YOUR TASK => Emit the data below verbatim, stripping out any pictures.

[START]

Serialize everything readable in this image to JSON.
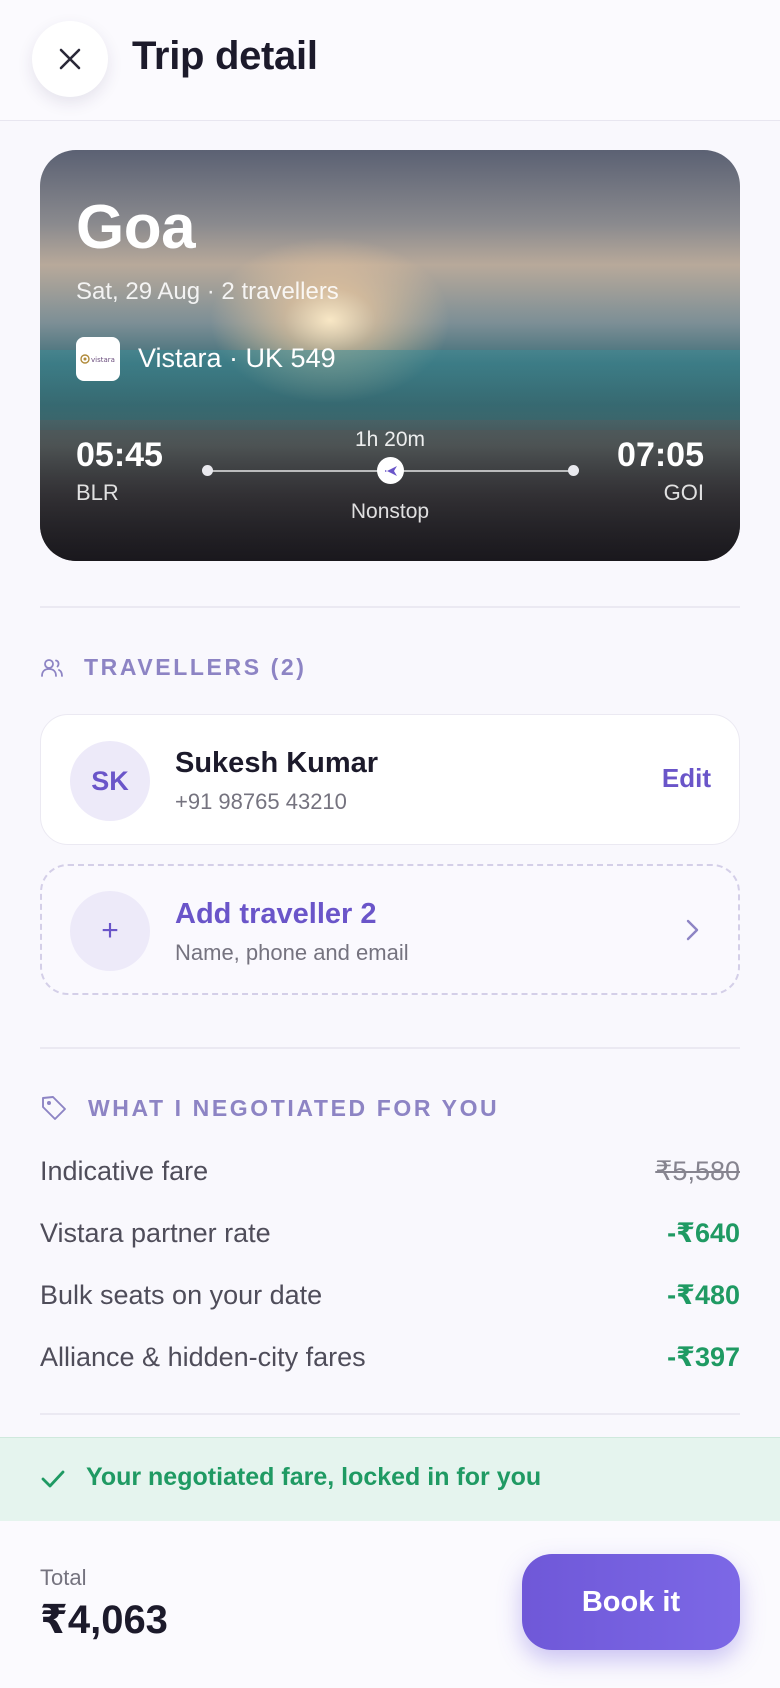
{
  "header": {
    "title": "Trip detail",
    "close_icon": "close-icon"
  },
  "trip": {
    "city": "Goa",
    "subtitle": "Sat, 29 Aug · 2 travellers",
    "airline": "Vistara · UK 549",
    "airline_logo_text": "vistara",
    "departure_time": "05:45",
    "departure_code": "BLR",
    "arrival_time": "07:05",
    "arrival_code": "GOI",
    "duration": "1h 20m",
    "stops": "Nonstop"
  },
  "travellers": {
    "label": "TRAVELLERS (2)",
    "icon": "users-icon",
    "primary": {
      "initials": "SK",
      "name": "Sukesh Kumar",
      "phone": "+91 98765 43210",
      "edit_label": "Edit"
    },
    "add": {
      "title": "Add traveller 2",
      "subtitle": "Name, phone and email",
      "plus": "+"
    }
  },
  "negotiation": {
    "label": "WHAT I NEGOTIATED FOR YOU",
    "icon": "tag-icon",
    "rows": [
      {
        "label": "Indicative fare",
        "amount": "₹5,580"
      },
      {
        "label": "Vistara partner rate",
        "amount": "-₹640"
      },
      {
        "label": "Bulk seats on your date",
        "amount": "-₹480"
      },
      {
        "label": "Alliance & hidden-city fares",
        "amount": "-₹397"
      }
    ]
  },
  "locked": {
    "text": "Your negotiated fare, locked in for you",
    "icon": "check-icon"
  },
  "footer": {
    "total_label": "Total",
    "total_value": "₹4,063",
    "book_label": "Book it"
  },
  "colors": {
    "accent": "#6a55c9",
    "success": "#1f9a63",
    "section_label": "#8d84c4"
  }
}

[END]

WRITTEN RESPONSE =>
Serialize everything readable in this image to JSON.
{
  "header": {
    "title": "Trip detail",
    "close_icon": "close-icon"
  },
  "trip": {
    "city": "Goa",
    "subtitle": "Sat, 29 Aug · 2 travellers",
    "airline": "Vistara · UK 549",
    "airline_logo_text": "vistara",
    "departure_time": "05:45",
    "departure_code": "BLR",
    "arrival_time": "07:05",
    "arrival_code": "GOI",
    "duration": "1h 20m",
    "stops": "Nonstop"
  },
  "travellers": {
    "label": "TRAVELLERS (2)",
    "icon": "users-icon",
    "primary": {
      "initials": "SK",
      "name": "Sukesh Kumar",
      "phone": "+91 98765 43210",
      "edit_label": "Edit"
    },
    "add": {
      "title": "Add traveller 2",
      "subtitle": "Name, phone and email",
      "plus": "+"
    }
  },
  "negotiation": {
    "label": "WHAT I NEGOTIATED FOR YOU",
    "icon": "tag-icon",
    "rows": [
      {
        "label": "Indicative fare",
        "amount": "₹5,580"
      },
      {
        "label": "Vistara partner rate",
        "amount": "-₹640"
      },
      {
        "label": "Bulk seats on your date",
        "amount": "-₹480"
      },
      {
        "label": "Alliance & hidden-city fares",
        "amount": "-₹397"
      }
    ]
  },
  "locked": {
    "text": "Your negotiated fare, locked in for you",
    "icon": "check-icon"
  },
  "footer": {
    "total_label": "Total",
    "total_value": "₹4,063",
    "book_label": "Book it"
  },
  "colors": {
    "accent": "#6a55c9",
    "success": "#1f9a63",
    "section_label": "#8d84c4"
  }
}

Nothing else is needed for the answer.